What to work on: Transcribe the listing in full, excluding any pictures.

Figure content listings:
━━━━━━━━━━━━━━━━━━━━
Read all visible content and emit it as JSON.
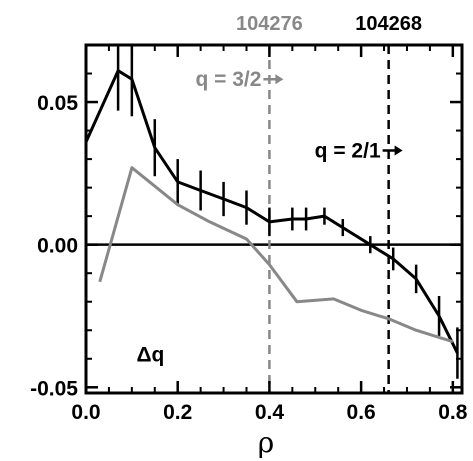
{
  "chart_data": {
    "type": "line",
    "title": "",
    "xlabel": "ρ",
    "ylabel": "",
    "xlim": [
      0.0,
      0.82
    ],
    "ylim": [
      -0.052,
      0.07
    ],
    "x_ticks": [
      "0.0",
      "0.2",
      "0.4",
      "0.6",
      "0.8"
    ],
    "y_ticks": [
      "0.05",
      "0.00",
      "-0.05"
    ],
    "grid": false,
    "legend": "none",
    "zero_line": 0.0,
    "series": [
      {
        "name": "104268",
        "color": "#000000",
        "x": [
          0.0,
          0.07,
          0.1,
          0.15,
          0.2,
          0.25,
          0.3,
          0.35,
          0.4,
          0.45,
          0.48,
          0.52,
          0.56,
          0.62,
          0.67,
          0.72,
          0.77,
          0.81
        ],
        "y": [
          0.036,
          0.061,
          0.058,
          0.034,
          0.022,
          0.019,
          0.016,
          0.013,
          0.008,
          0.009,
          0.009,
          0.01,
          0.006,
          0.0,
          -0.005,
          -0.012,
          -0.025,
          -0.038
        ],
        "err": [
          0.015,
          0.014,
          0.013,
          0.01,
          0.008,
          0.007,
          0.006,
          0.006,
          0.005,
          0.004,
          0.004,
          0.003,
          0.003,
          0.003,
          0.004,
          0.005,
          0.007,
          0.009
        ]
      },
      {
        "name": "104276",
        "color": "#888888",
        "x": [
          0.03,
          0.1,
          0.2,
          0.27,
          0.35,
          0.4,
          0.46,
          0.54,
          0.6,
          0.66,
          0.72,
          0.8
        ],
        "y": [
          -0.013,
          0.027,
          0.014,
          0.008,
          0.002,
          -0.007,
          -0.02,
          -0.019,
          -0.023,
          -0.026,
          -0.03,
          -0.034
        ]
      }
    ],
    "vlines": [
      {
        "shot": "104276",
        "x": 0.4,
        "color": "#888888",
        "label": "q = 3/2",
        "label_y": 0.058
      },
      {
        "shot": "104268",
        "x": 0.66,
        "color": "#000000",
        "label": "q = 2/1",
        "label_y": 0.033
      }
    ],
    "annotations": [
      {
        "text": "Δq",
        "x": 0.11,
        "y": -0.041
      }
    ]
  }
}
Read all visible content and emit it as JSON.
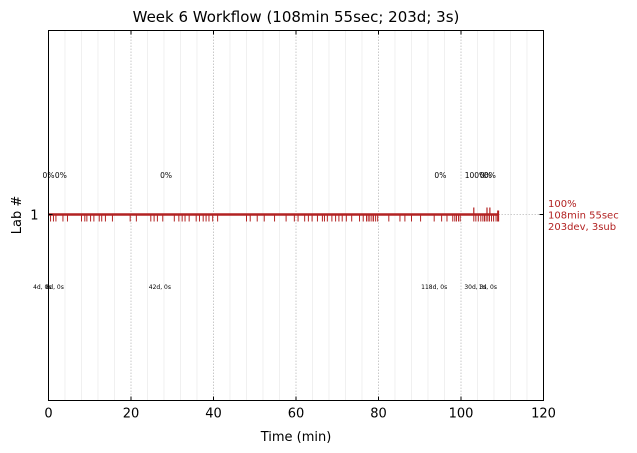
{
  "chart_data": {
    "type": "timeline",
    "title": "Week 6 Workflow (108min 55sec; 203d; 3s)",
    "xlabel": "Time (min)",
    "ylabel": "Lab #",
    "xlim": [
      0,
      120
    ],
    "x_ticks": [
      0,
      20,
      40,
      60,
      80,
      100,
      120
    ],
    "y_categories": [
      "1"
    ],
    "major_grid_every": 20,
    "minor_grid_every": 4,
    "series": [
      {
        "lab": "1",
        "color": "#b22222",
        "line_start": 0,
        "line_end": 109,
        "summary": [
          "100%",
          "108min 55sec",
          "203dev, 3sub"
        ],
        "dev_ticks": [
          0.5,
          1.2,
          1.8,
          3.5,
          4.6,
          8.0,
          8.8,
          9.3,
          10.2,
          11.0,
          12.3,
          12.9,
          13.8,
          15.5,
          19.8,
          21.3,
          24.8,
          25.6,
          26.4,
          27.7,
          30.5,
          31.6,
          32.4,
          33.1,
          34.1,
          35.8,
          36.6,
          37.5,
          38.2,
          38.9,
          39.8,
          41.0,
          48.0,
          48.9,
          50.6,
          52.3,
          54.8,
          57.6,
          59.6,
          60.5,
          62.1,
          63.0,
          63.9,
          65.2,
          66.4,
          66.9,
          67.6,
          68.7,
          69.6,
          70.4,
          71.2,
          72.2,
          73.5,
          75.4,
          76.3,
          77.1,
          77.5,
          77.9,
          78.4,
          78.8,
          79.3,
          79.8,
          82.5,
          85.2,
          86.4,
          88.0,
          90.2,
          93.5,
          95.3,
          96.6,
          98.0,
          98.5,
          98.9,
          99.4,
          99.8,
          103.1,
          103.6,
          104.2,
          104.8,
          105.3,
          105.7,
          106.1,
          106.5,
          106.9,
          107.4,
          107.9,
          108.5
        ],
        "sub_ticks": [
          103.1,
          106.3,
          107.0
        ],
        "top_labels": [
          {
            "x": 0,
            "text": "0%"
          },
          {
            "x": 3.0,
            "text": "0%"
          },
          {
            "x": 28.5,
            "text": "0%"
          },
          {
            "x": 95.0,
            "text": "0%"
          },
          {
            "x": 103.5,
            "text": "100%"
          },
          {
            "x": 106.0,
            "text": "0%"
          },
          {
            "x": 107.0,
            "text": "0%"
          }
        ],
        "bottom_labels": [
          {
            "x": -1.5,
            "text": "4d, 0s"
          },
          {
            "x": 1.5,
            "text": "8d, 0s"
          },
          {
            "x": 27.0,
            "text": "42d, 0s"
          },
          {
            "x": 93.5,
            "text": "118d, 0s"
          },
          {
            "x": 103.5,
            "text": "30d, 3s"
          },
          {
            "x": 106.5,
            "text": "1d, 0s"
          }
        ]
      }
    ]
  }
}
━━━━━━━━━━━━━━━━━━━━
Result of the task:
Read all visible content and emit it as JSON.
{
  "chart_data": {
    "type": "line",
    "title": "",
    "xlabel": "ρ",
    "ylabel": "",
    "xlim": [
      0.0,
      0.82
    ],
    "ylim": [
      -0.052,
      0.07
    ],
    "x_ticks": [
      "0.0",
      "0.2",
      "0.4",
      "0.6",
      "0.8"
    ],
    "y_ticks": [
      "0.05",
      "0.00",
      "-0.05"
    ],
    "grid": false,
    "legend": "none",
    "zero_line": 0.0,
    "series": [
      {
        "name": "104268",
        "color": "#000000",
        "x": [
          0.0,
          0.07,
          0.1,
          0.15,
          0.2,
          0.25,
          0.3,
          0.35,
          0.4,
          0.45,
          0.48,
          0.52,
          0.56,
          0.62,
          0.67,
          0.72,
          0.77,
          0.81
        ],
        "y": [
          0.036,
          0.061,
          0.058,
          0.034,
          0.022,
          0.019,
          0.016,
          0.013,
          0.008,
          0.009,
          0.009,
          0.01,
          0.006,
          0.0,
          -0.005,
          -0.012,
          -0.025,
          -0.038
        ],
        "err": [
          0.015,
          0.014,
          0.013,
          0.01,
          0.008,
          0.007,
          0.006,
          0.006,
          0.005,
          0.004,
          0.004,
          0.003,
          0.003,
          0.003,
          0.004,
          0.005,
          0.007,
          0.009
        ]
      },
      {
        "name": "104276",
        "color": "#888888",
        "x": [
          0.03,
          0.1,
          0.2,
          0.27,
          0.35,
          0.4,
          0.46,
          0.54,
          0.6,
          0.66,
          0.72,
          0.8
        ],
        "y": [
          -0.013,
          0.027,
          0.014,
          0.008,
          0.002,
          -0.007,
          -0.02,
          -0.019,
          -0.023,
          -0.026,
          -0.03,
          -0.034
        ]
      }
    ],
    "vlines": [
      {
        "shot": "104276",
        "x": 0.4,
        "color": "#888888",
        "label": "q = 3/2",
        "label_y": 0.058
      },
      {
        "shot": "104268",
        "x": 0.66,
        "color": "#000000",
        "label": "q = 2/1",
        "label_y": 0.033
      }
    ],
    "annotations": [
      {
        "text": "Δq",
        "x": 0.11,
        "y": -0.041
      }
    ]
  }
}
Read all visible content and emit it as JSON.
{
  "chart_data": {
    "type": "timeline",
    "title": "Week 6 Workflow (108min 55sec; 203d; 3s)",
    "xlabel": "Time (min)",
    "ylabel": "Lab #",
    "xlim": [
      0,
      120
    ],
    "x_ticks": [
      0,
      20,
      40,
      60,
      80,
      100,
      120
    ],
    "y_categories": [
      "1"
    ],
    "major_grid_every": 20,
    "minor_grid_every": 4,
    "series": [
      {
        "lab": "1",
        "color": "#b22222",
        "line_start": 0,
        "line_end": 109,
        "summary": [
          "100%",
          "108min 55sec",
          "203dev, 3sub"
        ],
        "dev_ticks": [
          0.5,
          1.2,
          1.8,
          3.5,
          4.6,
          8.0,
          8.8,
          9.3,
          10.2,
          11.0,
          12.3,
          12.9,
          13.8,
          15.5,
          19.8,
          21.3,
          24.8,
          25.6,
          26.4,
          27.7,
          30.5,
          31.6,
          32.4,
          33.1,
          34.1,
          35.8,
          36.6,
          37.5,
          38.2,
          38.9,
          39.8,
          41.0,
          48.0,
          48.9,
          50.6,
          52.3,
          54.8,
          57.6,
          59.6,
          60.5,
          62.1,
          63.0,
          63.9,
          65.2,
          66.4,
          66.9,
          67.6,
          68.7,
          69.6,
          70.4,
          71.2,
          72.2,
          73.5,
          75.4,
          76.3,
          77.1,
          77.5,
          77.9,
          78.4,
          78.8,
          79.3,
          79.8,
          82.5,
          85.2,
          86.4,
          88.0,
          90.2,
          93.5,
          95.3,
          96.6,
          98.0,
          98.5,
          98.9,
          99.4,
          99.8,
          103.1,
          103.6,
          104.2,
          104.8,
          105.3,
          105.7,
          106.1,
          106.5,
          106.9,
          107.4,
          107.9,
          108.5
        ],
        "sub_ticks": [
          103.1,
          106.3,
          107.0
        ],
        "top_labels": [
          {
            "x": 0,
            "text": "0%"
          },
          {
            "x": 3.0,
            "text": "0%"
          },
          {
            "x": 28.5,
            "text": "0%"
          },
          {
            "x": 95.0,
            "text": "0%"
          },
          {
            "x": 103.5,
            "text": "100%"
          },
          {
            "x": 106.0,
            "text": "0%"
          },
          {
            "x": 107.0,
            "text": "0%"
          }
        ],
        "bottom_labels": [
          {
            "x": -1.5,
            "text": "4d, 0s"
          },
          {
            "x": 1.5,
            "text": "8d, 0s"
          },
          {
            "x": 27.0,
            "text": "42d, 0s"
          },
          {
            "x": 93.5,
            "text": "118d, 0s"
          },
          {
            "x": 103.5,
            "text": "30d, 3s"
          },
          {
            "x": 106.5,
            "text": "1d, 0s"
          }
        ]
      }
    ]
  }
}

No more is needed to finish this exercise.